> Work to complete: When a line in the records contains the string "äldre", copy that line.

[Records of document pages]
[Start of section]

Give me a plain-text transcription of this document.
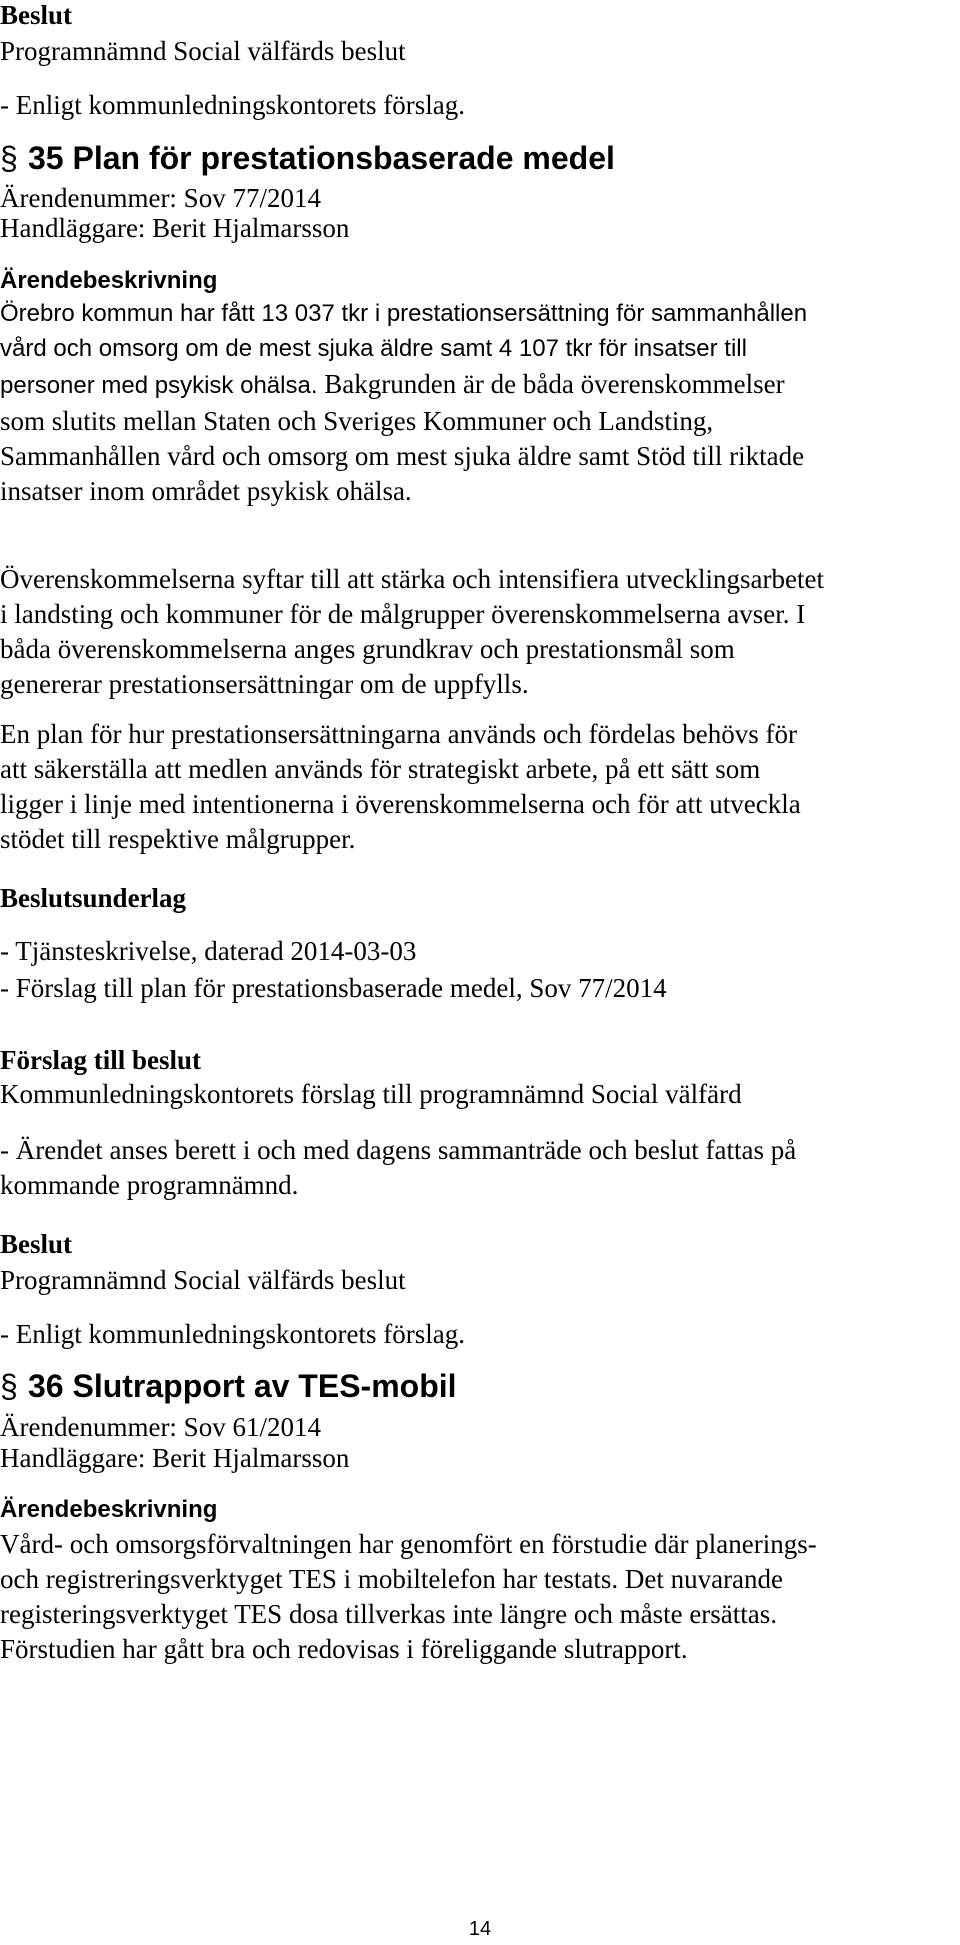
Beslut
Programnämnd Social välfärds beslut
- Enligt kommunledningskontorets förslag.
§ 35 Plan för prestationsbaserade medel
Ärendenummer: Sov 77/2014
Handläggare: Berit Hjalmarsson
Ärendebeskrivning
Örebro kommun har fått 13 037 tkr i prestationsersättning för sammanhållen
vård och omsorg om de mest sjuka äldre samt 4 107 tkr för insatser till
personer med psykisk ohälsa. Bakgrunden är de båda överenskommelser
som slutits mellan Staten och Sveriges Kommuner och Landsting,
Sammanhållen vård och omsorg om mest sjuka äldre samt Stöd till riktade
insatser inom området psykisk ohälsa.
Överenskommelserna syftar till att stärka och intensifiera utvecklingsarbetet
i landsting och kommuner för de målgrupper överenskommelserna avser. I
båda överenskommelserna anges grundkrav och prestationsmål som
genererar prestationsersättningar om de uppfylls.
En plan för hur prestationsersättningarna används och fördelas behövs för
att säkerställa att medlen används för strategiskt arbete, på ett sätt som
ligger i linje med intentionerna i överenskommelserna och för att utveckla
stödet till respektive målgrupper.
Beslutsunderlag
- Tjänsteskrivelse, daterad 2014-03-03
- Förslag till plan för prestationsbaserade medel, Sov 77/2014
Förslag till beslut
Kommunledningskontorets förslag till programnämnd Social välfärd
- Ärendet anses berett i och med dagens sammanträde och beslut fattas på
kommande programnämnd.
Beslut
Programnämnd Social välfärds beslut
- Enligt kommunledningskontorets förslag.
§ 36 Slutrapport av TES-mobil
Ärendenummer: Sov 61/2014
Handläggare: Berit Hjalmarsson
Ärendebeskrivning
Vård- och omsorgsförvaltningen har genomfört en förstudie där planerings-
och registreringsverktyget TES i mobiltelefon har testats. Det nuvarande
registeringsverktyget TES dosa tillverkas inte längre och måste ersättas.
Förstudien har gått bra och redovisas i föreliggande slutrapport.
14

[End of section]

> Output below:
vård och omsorg om de mest sjuka äldre samt 4 107 tkr för insatser till
Sammanhållen vård och omsorg om mest sjuka äldre samt Stöd till riktade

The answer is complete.